# Goal:
Please transcribe the data that follows without the pictures, keeping every word the same.

# Record excerpts:
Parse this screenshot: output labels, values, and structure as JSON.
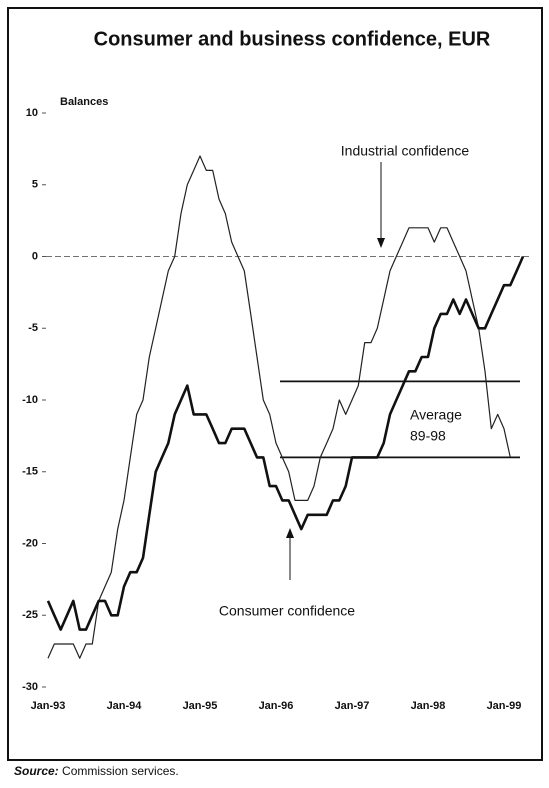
{
  "chart_data": {
    "type": "line",
    "title": "Consumer and business confidence, EUR",
    "y_label": "Balances",
    "categories": [
      "Jan-93",
      null,
      null,
      null,
      null,
      null,
      null,
      null,
      null,
      null,
      null,
      null,
      "Jan-94",
      null,
      null,
      null,
      null,
      null,
      null,
      null,
      null,
      null,
      null,
      null,
      "Jan-95",
      null,
      null,
      null,
      null,
      null,
      null,
      null,
      null,
      null,
      null,
      null,
      "Jan-96",
      null,
      null,
      null,
      null,
      null,
      null,
      null,
      null,
      null,
      null,
      null,
      "Jan-97",
      null,
      null,
      null,
      null,
      null,
      null,
      null,
      null,
      null,
      null,
      null,
      "Jan-98",
      null,
      null,
      null,
      null,
      null,
      null,
      null,
      null,
      null,
      null,
      null,
      "Jan-99",
      null,
      null,
      null
    ],
    "series": [
      {
        "name": "Industrial confidence",
        "color": "#222222",
        "width": 1.2,
        "values": [
          -28,
          -27,
          -27,
          -27,
          -27,
          -28,
          -27,
          -27,
          -24,
          -23,
          -22,
          -19,
          -17,
          -14,
          -11,
          -10,
          -7,
          -5,
          -3,
          -1,
          0,
          3,
          5,
          6,
          7,
          6,
          6,
          4,
          3,
          1,
          0,
          -1,
          -4,
          -7,
          -10,
          -11,
          -13,
          -14,
          -15,
          -17,
          -17,
          -17,
          -16,
          -14,
          -13,
          -12,
          -10,
          -11,
          -10,
          -9,
          -6,
          -6,
          -5,
          -3,
          -1,
          0,
          1,
          2,
          2,
          2,
          2,
          1,
          2,
          2,
          1,
          0,
          -1,
          -3,
          -5,
          -8,
          -12,
          -11,
          -12,
          -14,
          null,
          null
        ]
      },
      {
        "name": "Consumer confidence",
        "color": "#111111",
        "width": 2.6,
        "values": [
          -24,
          -25,
          -26,
          -25,
          -24,
          -26,
          -26,
          -25,
          -24,
          -24,
          -25,
          -25,
          -23,
          -22,
          -22,
          -21,
          -18,
          -15,
          -14,
          -13,
          -11,
          -10,
          -9,
          -11,
          -11,
          -11,
          -12,
          -13,
          -13,
          -12,
          -12,
          -12,
          -13,
          -14,
          -14,
          -16,
          -16,
          -17,
          -17,
          -18,
          -19,
          -18,
          -18,
          -18,
          -18,
          -17,
          -17,
          -16,
          -14,
          -14,
          -14,
          -14,
          -14,
          -13,
          -11,
          -10,
          -9,
          -8,
          -8,
          -7,
          -7,
          -5,
          -4,
          -4,
          -3,
          -4,
          -3,
          -4,
          -5,
          -5,
          -4,
          -3,
          -2,
          -2,
          -1,
          0
        ]
      }
    ],
    "averages": [
      -8.7,
      -14
    ],
    "average_label": [
      "Average",
      "89-98"
    ],
    "ylim": [
      -30,
      10
    ],
    "yticks": [
      10,
      5,
      0,
      -5,
      -10,
      -15,
      -20,
      -25,
      -30
    ],
    "zero_line": true,
    "source_label": "Source:",
    "source": "Commission services."
  }
}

# Output of the task:
Parse this screenshot: output labels, values, and structure as JSON.
{
  "chart_data": {
    "type": "line",
    "title": "Consumer and business confidence, EUR",
    "y_label": "Balances",
    "categories": [
      "Jan-93",
      null,
      null,
      null,
      null,
      null,
      null,
      null,
      null,
      null,
      null,
      null,
      "Jan-94",
      null,
      null,
      null,
      null,
      null,
      null,
      null,
      null,
      null,
      null,
      null,
      "Jan-95",
      null,
      null,
      null,
      null,
      null,
      null,
      null,
      null,
      null,
      null,
      null,
      "Jan-96",
      null,
      null,
      null,
      null,
      null,
      null,
      null,
      null,
      null,
      null,
      null,
      "Jan-97",
      null,
      null,
      null,
      null,
      null,
      null,
      null,
      null,
      null,
      null,
      null,
      "Jan-98",
      null,
      null,
      null,
      null,
      null,
      null,
      null,
      null,
      null,
      null,
      null,
      "Jan-99",
      null,
      null,
      null
    ],
    "series": [
      {
        "name": "Industrial confidence",
        "color": "#222222",
        "width": 1.2,
        "values": [
          -28,
          -27,
          -27,
          -27,
          -27,
          -28,
          -27,
          -27,
          -24,
          -23,
          -22,
          -19,
          -17,
          -14,
          -11,
          -10,
          -7,
          -5,
          -3,
          -1,
          0,
          3,
          5,
          6,
          7,
          6,
          6,
          4,
          3,
          1,
          0,
          -1,
          -4,
          -7,
          -10,
          -11,
          -13,
          -14,
          -15,
          -17,
          -17,
          -17,
          -16,
          -14,
          -13,
          -12,
          -10,
          -11,
          -10,
          -9,
          -6,
          -6,
          -5,
          -3,
          -1,
          0,
          1,
          2,
          2,
          2,
          2,
          1,
          2,
          2,
          1,
          0,
          -1,
          -3,
          -5,
          -8,
          -12,
          -11,
          -12,
          -14,
          null,
          null
        ]
      },
      {
        "name": "Consumer confidence",
        "color": "#111111",
        "width": 2.6,
        "values": [
          -24,
          -25,
          -26,
          -25,
          -24,
          -26,
          -26,
          -25,
          -24,
          -24,
          -25,
          -25,
          -23,
          -22,
          -22,
          -21,
          -18,
          -15,
          -14,
          -13,
          -11,
          -10,
          -9,
          -11,
          -11,
          -11,
          -12,
          -13,
          -13,
          -12,
          -12,
          -12,
          -13,
          -14,
          -14,
          -16,
          -16,
          -17,
          -17,
          -18,
          -19,
          -18,
          -18,
          -18,
          -18,
          -17,
          -17,
          -16,
          -14,
          -14,
          -14,
          -14,
          -14,
          -13,
          -11,
          -10,
          -9,
          -8,
          -8,
          -7,
          -7,
          -5,
          -4,
          -4,
          -3,
          -4,
          -3,
          -4,
          -5,
          -5,
          -4,
          -3,
          -2,
          -2,
          -1,
          0
        ]
      }
    ],
    "averages": [
      -8.7,
      -14
    ],
    "average_label": [
      "Average",
      "89-98"
    ],
    "ylim": [
      -30,
      10
    ],
    "yticks": [
      10,
      5,
      0,
      -5,
      -10,
      -15,
      -20,
      -25,
      -30
    ],
    "zero_line": true,
    "source_label": "Source:",
    "source": "Commission services."
  }
}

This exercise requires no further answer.